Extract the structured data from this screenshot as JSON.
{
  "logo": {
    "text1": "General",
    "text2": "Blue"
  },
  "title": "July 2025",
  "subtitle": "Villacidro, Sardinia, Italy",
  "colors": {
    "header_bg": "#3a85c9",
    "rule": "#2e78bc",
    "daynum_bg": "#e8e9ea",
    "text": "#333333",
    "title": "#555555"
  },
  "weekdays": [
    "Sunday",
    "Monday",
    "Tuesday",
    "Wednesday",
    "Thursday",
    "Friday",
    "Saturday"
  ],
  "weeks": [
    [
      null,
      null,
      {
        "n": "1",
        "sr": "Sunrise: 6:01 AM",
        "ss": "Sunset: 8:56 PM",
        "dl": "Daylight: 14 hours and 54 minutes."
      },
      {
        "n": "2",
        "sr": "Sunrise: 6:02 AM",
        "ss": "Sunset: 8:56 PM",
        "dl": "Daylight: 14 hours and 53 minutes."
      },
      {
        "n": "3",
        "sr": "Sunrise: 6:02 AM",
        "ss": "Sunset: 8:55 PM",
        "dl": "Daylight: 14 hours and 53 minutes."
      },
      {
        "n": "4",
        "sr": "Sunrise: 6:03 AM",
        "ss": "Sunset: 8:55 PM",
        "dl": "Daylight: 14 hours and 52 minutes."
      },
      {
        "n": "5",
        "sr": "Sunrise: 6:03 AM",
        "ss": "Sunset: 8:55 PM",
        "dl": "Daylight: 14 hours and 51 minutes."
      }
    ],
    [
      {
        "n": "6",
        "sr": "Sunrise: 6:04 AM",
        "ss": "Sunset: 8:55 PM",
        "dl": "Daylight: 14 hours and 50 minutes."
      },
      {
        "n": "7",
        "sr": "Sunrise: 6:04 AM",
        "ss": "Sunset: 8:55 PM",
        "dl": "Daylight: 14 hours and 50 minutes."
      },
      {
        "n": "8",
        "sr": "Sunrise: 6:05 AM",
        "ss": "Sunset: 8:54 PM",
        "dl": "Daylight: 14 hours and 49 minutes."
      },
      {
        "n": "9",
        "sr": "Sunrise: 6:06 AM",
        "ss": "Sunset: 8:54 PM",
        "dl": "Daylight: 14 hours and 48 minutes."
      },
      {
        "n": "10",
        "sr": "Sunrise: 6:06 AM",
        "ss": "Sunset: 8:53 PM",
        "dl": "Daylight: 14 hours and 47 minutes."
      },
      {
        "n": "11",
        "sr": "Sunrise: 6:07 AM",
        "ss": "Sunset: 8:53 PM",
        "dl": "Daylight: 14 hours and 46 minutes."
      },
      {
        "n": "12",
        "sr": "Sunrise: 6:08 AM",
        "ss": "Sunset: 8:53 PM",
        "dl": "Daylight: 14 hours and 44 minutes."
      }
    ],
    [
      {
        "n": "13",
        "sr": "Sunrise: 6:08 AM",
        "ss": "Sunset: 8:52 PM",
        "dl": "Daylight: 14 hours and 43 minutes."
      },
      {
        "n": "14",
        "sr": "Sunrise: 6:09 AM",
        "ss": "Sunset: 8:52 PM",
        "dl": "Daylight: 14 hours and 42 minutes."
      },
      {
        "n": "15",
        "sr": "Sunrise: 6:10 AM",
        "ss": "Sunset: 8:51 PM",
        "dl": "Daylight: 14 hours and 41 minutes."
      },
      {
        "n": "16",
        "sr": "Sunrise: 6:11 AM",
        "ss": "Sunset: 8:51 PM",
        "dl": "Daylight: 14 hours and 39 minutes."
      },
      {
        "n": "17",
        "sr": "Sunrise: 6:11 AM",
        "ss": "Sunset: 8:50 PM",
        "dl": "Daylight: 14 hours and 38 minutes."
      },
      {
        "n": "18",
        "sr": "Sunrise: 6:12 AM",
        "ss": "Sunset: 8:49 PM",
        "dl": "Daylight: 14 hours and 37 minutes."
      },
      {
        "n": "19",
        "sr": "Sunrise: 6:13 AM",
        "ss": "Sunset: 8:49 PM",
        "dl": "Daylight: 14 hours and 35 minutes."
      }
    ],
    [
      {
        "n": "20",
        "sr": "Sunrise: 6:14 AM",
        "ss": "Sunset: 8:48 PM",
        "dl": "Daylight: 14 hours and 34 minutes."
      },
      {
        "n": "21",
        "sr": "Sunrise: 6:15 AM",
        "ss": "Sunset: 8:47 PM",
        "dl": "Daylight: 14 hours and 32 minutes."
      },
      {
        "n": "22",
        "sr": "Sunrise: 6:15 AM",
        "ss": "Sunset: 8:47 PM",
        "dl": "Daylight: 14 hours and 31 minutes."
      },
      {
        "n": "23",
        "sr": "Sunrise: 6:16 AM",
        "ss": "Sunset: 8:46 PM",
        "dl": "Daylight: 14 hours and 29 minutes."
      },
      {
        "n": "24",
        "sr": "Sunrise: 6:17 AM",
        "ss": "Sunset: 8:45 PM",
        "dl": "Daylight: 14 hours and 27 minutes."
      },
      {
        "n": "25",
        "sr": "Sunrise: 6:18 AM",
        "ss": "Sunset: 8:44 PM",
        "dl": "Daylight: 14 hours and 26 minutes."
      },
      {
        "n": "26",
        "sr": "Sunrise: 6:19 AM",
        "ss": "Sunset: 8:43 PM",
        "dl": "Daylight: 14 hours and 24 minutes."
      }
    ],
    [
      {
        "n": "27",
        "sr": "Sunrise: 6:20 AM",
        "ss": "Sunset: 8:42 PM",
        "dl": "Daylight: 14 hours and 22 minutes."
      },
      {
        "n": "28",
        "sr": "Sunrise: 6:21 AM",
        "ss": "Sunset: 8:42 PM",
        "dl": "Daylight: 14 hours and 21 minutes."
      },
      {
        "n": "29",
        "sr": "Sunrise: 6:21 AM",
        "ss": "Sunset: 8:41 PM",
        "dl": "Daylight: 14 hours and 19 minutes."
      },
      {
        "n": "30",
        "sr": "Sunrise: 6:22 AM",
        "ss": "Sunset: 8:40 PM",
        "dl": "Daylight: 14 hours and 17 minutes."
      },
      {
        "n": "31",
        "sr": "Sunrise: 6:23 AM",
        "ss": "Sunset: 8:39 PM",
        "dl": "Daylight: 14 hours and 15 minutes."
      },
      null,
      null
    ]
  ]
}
******************************
**Exercise prompt**
Repeat back the data above, exact to the last character.

**Task output**
Extract the structured data from this screenshot as JSON.
{
  "logo": {
    "text1": "General",
    "text2": "Blue"
  },
  "title": "July 2025",
  "subtitle": "Villacidro, Sardinia, Italy",
  "colors": {
    "header_bg": "#3a85c9",
    "rule": "#2e78bc",
    "daynum_bg": "#e8e9ea",
    "text": "#333333",
    "title": "#555555"
  },
  "weekdays": [
    "Sunday",
    "Monday",
    "Tuesday",
    "Wednesday",
    "Thursday",
    "Friday",
    "Saturday"
  ],
  "weeks": [
    [
      null,
      null,
      {
        "n": "1",
        "sr": "Sunrise: 6:01 AM",
        "ss": "Sunset: 8:56 PM",
        "dl": "Daylight: 14 hours and 54 minutes."
      },
      {
        "n": "2",
        "sr": "Sunrise: 6:02 AM",
        "ss": "Sunset: 8:56 PM",
        "dl": "Daylight: 14 hours and 53 minutes."
      },
      {
        "n": "3",
        "sr": "Sunrise: 6:02 AM",
        "ss": "Sunset: 8:55 PM",
        "dl": "Daylight: 14 hours and 53 minutes."
      },
      {
        "n": "4",
        "sr": "Sunrise: 6:03 AM",
        "ss": "Sunset: 8:55 PM",
        "dl": "Daylight: 14 hours and 52 minutes."
      },
      {
        "n": "5",
        "sr": "Sunrise: 6:03 AM",
        "ss": "Sunset: 8:55 PM",
        "dl": "Daylight: 14 hours and 51 minutes."
      }
    ],
    [
      {
        "n": "6",
        "sr": "Sunrise: 6:04 AM",
        "ss": "Sunset: 8:55 PM",
        "dl": "Daylight: 14 hours and 50 minutes."
      },
      {
        "n": "7",
        "sr": "Sunrise: 6:04 AM",
        "ss": "Sunset: 8:55 PM",
        "dl": "Daylight: 14 hours and 50 minutes."
      },
      {
        "n": "8",
        "sr": "Sunrise: 6:05 AM",
        "ss": "Sunset: 8:54 PM",
        "dl": "Daylight: 14 hours and 49 minutes."
      },
      {
        "n": "9",
        "sr": "Sunrise: 6:06 AM",
        "ss": "Sunset: 8:54 PM",
        "dl": "Daylight: 14 hours and 48 minutes."
      },
      {
        "n": "10",
        "sr": "Sunrise: 6:06 AM",
        "ss": "Sunset: 8:53 PM",
        "dl": "Daylight: 14 hours and 47 minutes."
      },
      {
        "n": "11",
        "sr": "Sunrise: 6:07 AM",
        "ss": "Sunset: 8:53 PM",
        "dl": "Daylight: 14 hours and 46 minutes."
      },
      {
        "n": "12",
        "sr": "Sunrise: 6:08 AM",
        "ss": "Sunset: 8:53 PM",
        "dl": "Daylight: 14 hours and 44 minutes."
      }
    ],
    [
      {
        "n": "13",
        "sr": "Sunrise: 6:08 AM",
        "ss": "Sunset: 8:52 PM",
        "dl": "Daylight: 14 hours and 43 minutes."
      },
      {
        "n": "14",
        "sr": "Sunrise: 6:09 AM",
        "ss": "Sunset: 8:52 PM",
        "dl": "Daylight: 14 hours and 42 minutes."
      },
      {
        "n": "15",
        "sr": "Sunrise: 6:10 AM",
        "ss": "Sunset: 8:51 PM",
        "dl": "Daylight: 14 hours and 41 minutes."
      },
      {
        "n": "16",
        "sr": "Sunrise: 6:11 AM",
        "ss": "Sunset: 8:51 PM",
        "dl": "Daylight: 14 hours and 39 minutes."
      },
      {
        "n": "17",
        "sr": "Sunrise: 6:11 AM",
        "ss": "Sunset: 8:50 PM",
        "dl": "Daylight: 14 hours and 38 minutes."
      },
      {
        "n": "18",
        "sr": "Sunrise: 6:12 AM",
        "ss": "Sunset: 8:49 PM",
        "dl": "Daylight: 14 hours and 37 minutes."
      },
      {
        "n": "19",
        "sr": "Sunrise: 6:13 AM",
        "ss": "Sunset: 8:49 PM",
        "dl": "Daylight: 14 hours and 35 minutes."
      }
    ],
    [
      {
        "n": "20",
        "sr": "Sunrise: 6:14 AM",
        "ss": "Sunset: 8:48 PM",
        "dl": "Daylight: 14 hours and 34 minutes."
      },
      {
        "n": "21",
        "sr": "Sunrise: 6:15 AM",
        "ss": "Sunset: 8:47 PM",
        "dl": "Daylight: 14 hours and 32 minutes."
      },
      {
        "n": "22",
        "sr": "Sunrise: 6:15 AM",
        "ss": "Sunset: 8:47 PM",
        "dl": "Daylight: 14 hours and 31 minutes."
      },
      {
        "n": "23",
        "sr": "Sunrise: 6:16 AM",
        "ss": "Sunset: 8:46 PM",
        "dl": "Daylight: 14 hours and 29 minutes."
      },
      {
        "n": "24",
        "sr": "Sunrise: 6:17 AM",
        "ss": "Sunset: 8:45 PM",
        "dl": "Daylight: 14 hours and 27 minutes."
      },
      {
        "n": "25",
        "sr": "Sunrise: 6:18 AM",
        "ss": "Sunset: 8:44 PM",
        "dl": "Daylight: 14 hours and 26 minutes."
      },
      {
        "n": "26",
        "sr": "Sunrise: 6:19 AM",
        "ss": "Sunset: 8:43 PM",
        "dl": "Daylight: 14 hours and 24 minutes."
      }
    ],
    [
      {
        "n": "27",
        "sr": "Sunrise: 6:20 AM",
        "ss": "Sunset: 8:42 PM",
        "dl": "Daylight: 14 hours and 22 minutes."
      },
      {
        "n": "28",
        "sr": "Sunrise: 6:21 AM",
        "ss": "Sunset: 8:42 PM",
        "dl": "Daylight: 14 hours and 21 minutes."
      },
      {
        "n": "29",
        "sr": "Sunrise: 6:21 AM",
        "ss": "Sunset: 8:41 PM",
        "dl": "Daylight: 14 hours and 19 minutes."
      },
      {
        "n": "30",
        "sr": "Sunrise: 6:22 AM",
        "ss": "Sunset: 8:40 PM",
        "dl": "Daylight: 14 hours and 17 minutes."
      },
      {
        "n": "31",
        "sr": "Sunrise: 6:23 AM",
        "ss": "Sunset: 8:39 PM",
        "dl": "Daylight: 14 hours and 15 minutes."
      },
      null,
      null
    ]
  ]
}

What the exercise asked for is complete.